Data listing
* * *

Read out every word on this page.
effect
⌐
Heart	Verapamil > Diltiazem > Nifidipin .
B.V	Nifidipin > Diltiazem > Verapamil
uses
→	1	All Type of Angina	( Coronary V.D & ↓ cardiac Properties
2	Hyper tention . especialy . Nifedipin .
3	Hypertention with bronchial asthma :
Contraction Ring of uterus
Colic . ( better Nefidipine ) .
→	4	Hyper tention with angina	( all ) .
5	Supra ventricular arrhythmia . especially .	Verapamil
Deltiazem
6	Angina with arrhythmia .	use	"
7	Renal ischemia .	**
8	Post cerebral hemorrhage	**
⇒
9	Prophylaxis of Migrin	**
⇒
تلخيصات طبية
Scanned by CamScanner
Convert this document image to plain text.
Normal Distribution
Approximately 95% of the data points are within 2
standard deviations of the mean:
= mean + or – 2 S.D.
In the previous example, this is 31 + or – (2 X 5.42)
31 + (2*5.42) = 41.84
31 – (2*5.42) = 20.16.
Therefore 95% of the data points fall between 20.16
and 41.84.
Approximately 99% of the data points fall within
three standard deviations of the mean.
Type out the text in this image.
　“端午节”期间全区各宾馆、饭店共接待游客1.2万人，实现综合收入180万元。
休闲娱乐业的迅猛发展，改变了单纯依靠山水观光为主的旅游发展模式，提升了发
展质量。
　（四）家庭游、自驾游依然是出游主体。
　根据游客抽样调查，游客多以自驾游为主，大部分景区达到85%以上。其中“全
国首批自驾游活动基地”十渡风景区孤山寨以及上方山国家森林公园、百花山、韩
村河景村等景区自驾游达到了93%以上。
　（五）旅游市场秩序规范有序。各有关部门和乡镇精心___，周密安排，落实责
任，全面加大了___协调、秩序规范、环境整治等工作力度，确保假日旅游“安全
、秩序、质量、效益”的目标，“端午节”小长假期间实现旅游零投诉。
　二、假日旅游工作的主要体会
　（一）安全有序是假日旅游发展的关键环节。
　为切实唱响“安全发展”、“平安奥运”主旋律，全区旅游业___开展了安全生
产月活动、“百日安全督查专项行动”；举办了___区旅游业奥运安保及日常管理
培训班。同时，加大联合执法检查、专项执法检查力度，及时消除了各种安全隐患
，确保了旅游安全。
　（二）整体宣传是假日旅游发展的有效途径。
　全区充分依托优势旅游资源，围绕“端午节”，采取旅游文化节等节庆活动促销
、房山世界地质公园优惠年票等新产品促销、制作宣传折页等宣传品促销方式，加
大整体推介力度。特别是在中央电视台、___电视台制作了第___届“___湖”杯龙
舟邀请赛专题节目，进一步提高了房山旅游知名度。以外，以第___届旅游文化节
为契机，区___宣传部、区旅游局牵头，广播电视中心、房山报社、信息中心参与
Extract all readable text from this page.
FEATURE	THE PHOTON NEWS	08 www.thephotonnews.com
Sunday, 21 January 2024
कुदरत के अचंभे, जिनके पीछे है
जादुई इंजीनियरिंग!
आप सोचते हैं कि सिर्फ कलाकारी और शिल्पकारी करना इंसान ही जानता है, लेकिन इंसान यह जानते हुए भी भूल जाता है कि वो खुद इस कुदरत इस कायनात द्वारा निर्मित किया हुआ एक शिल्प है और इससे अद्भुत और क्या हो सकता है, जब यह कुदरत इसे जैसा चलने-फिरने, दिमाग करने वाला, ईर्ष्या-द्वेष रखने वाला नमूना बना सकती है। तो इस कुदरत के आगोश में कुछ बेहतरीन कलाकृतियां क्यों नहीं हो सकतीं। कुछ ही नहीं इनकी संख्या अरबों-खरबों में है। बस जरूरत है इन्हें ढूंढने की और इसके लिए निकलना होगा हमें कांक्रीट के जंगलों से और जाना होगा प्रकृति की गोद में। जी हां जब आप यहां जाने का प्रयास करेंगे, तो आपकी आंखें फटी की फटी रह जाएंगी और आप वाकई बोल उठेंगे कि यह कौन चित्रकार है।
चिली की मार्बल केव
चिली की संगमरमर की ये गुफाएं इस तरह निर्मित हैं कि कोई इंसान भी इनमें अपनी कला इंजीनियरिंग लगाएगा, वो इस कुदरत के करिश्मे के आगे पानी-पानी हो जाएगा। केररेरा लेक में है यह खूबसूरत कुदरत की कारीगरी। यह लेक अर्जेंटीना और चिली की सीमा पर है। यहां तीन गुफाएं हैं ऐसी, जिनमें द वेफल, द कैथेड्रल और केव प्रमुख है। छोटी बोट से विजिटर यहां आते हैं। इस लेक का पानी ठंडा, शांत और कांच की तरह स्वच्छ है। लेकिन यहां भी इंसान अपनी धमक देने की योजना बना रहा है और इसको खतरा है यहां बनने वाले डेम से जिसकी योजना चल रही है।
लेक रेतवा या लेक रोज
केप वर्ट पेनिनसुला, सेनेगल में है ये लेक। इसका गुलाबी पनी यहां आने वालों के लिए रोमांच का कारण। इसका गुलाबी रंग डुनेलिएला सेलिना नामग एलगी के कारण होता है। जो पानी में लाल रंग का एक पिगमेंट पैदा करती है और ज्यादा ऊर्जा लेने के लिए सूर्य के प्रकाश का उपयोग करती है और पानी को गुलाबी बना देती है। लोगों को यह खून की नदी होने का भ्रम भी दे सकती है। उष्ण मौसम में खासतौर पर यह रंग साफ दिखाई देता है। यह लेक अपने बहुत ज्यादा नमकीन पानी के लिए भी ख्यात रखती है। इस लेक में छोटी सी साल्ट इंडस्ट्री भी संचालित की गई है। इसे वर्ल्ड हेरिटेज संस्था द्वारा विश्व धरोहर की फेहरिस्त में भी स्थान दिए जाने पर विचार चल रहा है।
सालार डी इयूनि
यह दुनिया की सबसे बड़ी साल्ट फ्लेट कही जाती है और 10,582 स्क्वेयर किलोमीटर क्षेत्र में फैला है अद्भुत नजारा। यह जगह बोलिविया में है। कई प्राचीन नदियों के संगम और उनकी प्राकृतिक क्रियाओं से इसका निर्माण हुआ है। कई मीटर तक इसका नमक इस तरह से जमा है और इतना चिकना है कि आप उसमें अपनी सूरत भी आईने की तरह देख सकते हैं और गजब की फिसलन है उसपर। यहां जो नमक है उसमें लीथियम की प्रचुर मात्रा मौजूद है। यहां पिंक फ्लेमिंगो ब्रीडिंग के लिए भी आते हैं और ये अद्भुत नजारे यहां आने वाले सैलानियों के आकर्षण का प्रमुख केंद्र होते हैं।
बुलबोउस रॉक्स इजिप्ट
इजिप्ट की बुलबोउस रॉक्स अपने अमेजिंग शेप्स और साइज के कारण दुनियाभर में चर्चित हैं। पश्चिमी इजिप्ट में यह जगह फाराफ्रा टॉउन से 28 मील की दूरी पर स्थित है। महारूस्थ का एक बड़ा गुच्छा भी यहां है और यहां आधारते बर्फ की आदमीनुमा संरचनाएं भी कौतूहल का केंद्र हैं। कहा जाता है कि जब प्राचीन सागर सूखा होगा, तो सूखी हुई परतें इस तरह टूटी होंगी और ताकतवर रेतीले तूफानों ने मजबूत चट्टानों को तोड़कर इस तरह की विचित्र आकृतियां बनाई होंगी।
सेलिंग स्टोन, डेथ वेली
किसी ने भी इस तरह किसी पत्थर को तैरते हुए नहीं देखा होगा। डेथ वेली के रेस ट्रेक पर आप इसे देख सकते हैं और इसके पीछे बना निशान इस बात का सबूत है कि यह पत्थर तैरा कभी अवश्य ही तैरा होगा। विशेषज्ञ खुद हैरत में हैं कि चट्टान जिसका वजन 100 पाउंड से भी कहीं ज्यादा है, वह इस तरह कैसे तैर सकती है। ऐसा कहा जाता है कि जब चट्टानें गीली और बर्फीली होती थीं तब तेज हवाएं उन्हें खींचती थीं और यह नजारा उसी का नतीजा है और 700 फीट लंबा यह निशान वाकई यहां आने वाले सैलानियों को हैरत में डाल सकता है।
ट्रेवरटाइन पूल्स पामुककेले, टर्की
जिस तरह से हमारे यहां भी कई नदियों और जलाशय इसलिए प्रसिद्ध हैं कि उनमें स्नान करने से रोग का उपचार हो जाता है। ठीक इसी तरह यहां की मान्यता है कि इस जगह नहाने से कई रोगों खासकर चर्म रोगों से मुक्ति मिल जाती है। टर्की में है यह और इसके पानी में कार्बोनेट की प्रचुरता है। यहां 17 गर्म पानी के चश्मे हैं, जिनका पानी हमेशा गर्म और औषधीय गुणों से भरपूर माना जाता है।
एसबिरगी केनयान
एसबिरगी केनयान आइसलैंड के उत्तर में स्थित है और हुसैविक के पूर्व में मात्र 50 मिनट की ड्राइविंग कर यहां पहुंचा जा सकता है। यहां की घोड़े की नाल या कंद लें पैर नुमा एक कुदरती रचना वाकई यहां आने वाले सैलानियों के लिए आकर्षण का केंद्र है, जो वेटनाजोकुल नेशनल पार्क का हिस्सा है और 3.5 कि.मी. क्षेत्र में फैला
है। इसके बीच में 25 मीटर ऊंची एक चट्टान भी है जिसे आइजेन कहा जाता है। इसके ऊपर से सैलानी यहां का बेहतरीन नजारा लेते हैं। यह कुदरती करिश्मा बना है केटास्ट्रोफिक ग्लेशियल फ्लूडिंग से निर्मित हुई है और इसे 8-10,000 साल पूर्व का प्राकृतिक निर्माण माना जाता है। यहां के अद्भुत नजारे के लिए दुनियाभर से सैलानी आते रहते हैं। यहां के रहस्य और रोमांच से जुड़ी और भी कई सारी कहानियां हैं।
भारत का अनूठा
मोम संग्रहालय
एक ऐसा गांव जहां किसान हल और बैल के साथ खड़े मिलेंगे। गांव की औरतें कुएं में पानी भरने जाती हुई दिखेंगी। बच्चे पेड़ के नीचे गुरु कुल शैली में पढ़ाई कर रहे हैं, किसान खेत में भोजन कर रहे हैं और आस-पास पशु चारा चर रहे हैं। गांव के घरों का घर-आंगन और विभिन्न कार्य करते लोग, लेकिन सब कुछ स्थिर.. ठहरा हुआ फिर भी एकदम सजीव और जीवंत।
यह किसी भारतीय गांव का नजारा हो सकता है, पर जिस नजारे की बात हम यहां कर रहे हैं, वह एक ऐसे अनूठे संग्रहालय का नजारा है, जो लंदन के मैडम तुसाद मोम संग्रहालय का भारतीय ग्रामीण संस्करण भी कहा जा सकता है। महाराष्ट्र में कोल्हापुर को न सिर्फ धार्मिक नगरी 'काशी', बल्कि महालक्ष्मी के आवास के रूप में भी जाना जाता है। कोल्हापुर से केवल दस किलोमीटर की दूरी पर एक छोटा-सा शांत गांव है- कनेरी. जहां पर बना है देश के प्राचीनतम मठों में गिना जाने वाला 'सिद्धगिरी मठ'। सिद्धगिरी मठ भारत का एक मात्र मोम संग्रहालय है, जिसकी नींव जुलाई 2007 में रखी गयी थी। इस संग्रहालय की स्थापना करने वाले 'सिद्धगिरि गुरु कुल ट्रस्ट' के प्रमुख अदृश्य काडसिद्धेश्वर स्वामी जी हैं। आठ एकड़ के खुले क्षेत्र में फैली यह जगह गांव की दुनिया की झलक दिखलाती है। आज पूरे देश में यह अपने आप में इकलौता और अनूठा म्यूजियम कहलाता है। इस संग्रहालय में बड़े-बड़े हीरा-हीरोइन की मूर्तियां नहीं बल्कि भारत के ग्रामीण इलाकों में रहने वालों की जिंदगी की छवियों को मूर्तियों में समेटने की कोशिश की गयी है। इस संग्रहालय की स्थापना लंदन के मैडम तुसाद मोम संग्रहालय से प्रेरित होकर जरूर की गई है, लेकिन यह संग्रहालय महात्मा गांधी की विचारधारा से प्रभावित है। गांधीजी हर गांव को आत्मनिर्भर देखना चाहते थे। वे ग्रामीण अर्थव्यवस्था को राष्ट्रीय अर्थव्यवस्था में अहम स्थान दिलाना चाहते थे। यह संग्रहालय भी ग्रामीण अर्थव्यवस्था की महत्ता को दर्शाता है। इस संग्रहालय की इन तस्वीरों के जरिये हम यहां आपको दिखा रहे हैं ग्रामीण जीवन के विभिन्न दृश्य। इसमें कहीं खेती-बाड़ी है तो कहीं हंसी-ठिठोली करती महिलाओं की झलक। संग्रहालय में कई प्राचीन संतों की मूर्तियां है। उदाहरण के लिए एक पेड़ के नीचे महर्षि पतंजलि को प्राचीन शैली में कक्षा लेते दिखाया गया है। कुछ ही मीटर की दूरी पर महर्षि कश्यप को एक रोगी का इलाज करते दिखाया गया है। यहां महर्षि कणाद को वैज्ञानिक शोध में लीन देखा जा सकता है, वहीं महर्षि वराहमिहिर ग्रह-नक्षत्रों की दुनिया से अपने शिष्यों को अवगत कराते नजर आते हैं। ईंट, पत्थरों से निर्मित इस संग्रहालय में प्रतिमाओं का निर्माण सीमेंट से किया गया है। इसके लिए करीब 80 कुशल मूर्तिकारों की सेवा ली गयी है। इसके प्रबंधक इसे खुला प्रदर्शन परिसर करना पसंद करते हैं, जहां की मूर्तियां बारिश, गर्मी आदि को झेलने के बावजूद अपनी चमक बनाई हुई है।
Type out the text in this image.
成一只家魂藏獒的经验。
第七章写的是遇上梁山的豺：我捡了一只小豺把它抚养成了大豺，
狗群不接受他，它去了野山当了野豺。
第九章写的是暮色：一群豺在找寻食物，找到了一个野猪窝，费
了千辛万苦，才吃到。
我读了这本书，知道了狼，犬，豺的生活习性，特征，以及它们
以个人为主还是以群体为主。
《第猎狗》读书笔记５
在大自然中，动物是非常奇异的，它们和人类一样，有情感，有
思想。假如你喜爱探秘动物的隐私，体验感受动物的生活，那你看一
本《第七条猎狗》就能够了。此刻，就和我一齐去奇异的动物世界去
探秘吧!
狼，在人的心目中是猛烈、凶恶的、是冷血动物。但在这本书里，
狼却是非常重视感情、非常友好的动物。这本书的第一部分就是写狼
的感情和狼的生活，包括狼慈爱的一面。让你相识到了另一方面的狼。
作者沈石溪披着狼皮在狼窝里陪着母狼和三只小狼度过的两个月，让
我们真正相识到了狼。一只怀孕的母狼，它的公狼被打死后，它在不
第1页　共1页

* * *

**Task description**
Copy all lines of the listing above that contain the string "arrhythmia".

**Response**
5	Supra ventricular arrhythmia . especially .	Verapamil
6	Angina with arrhythmia .	use	"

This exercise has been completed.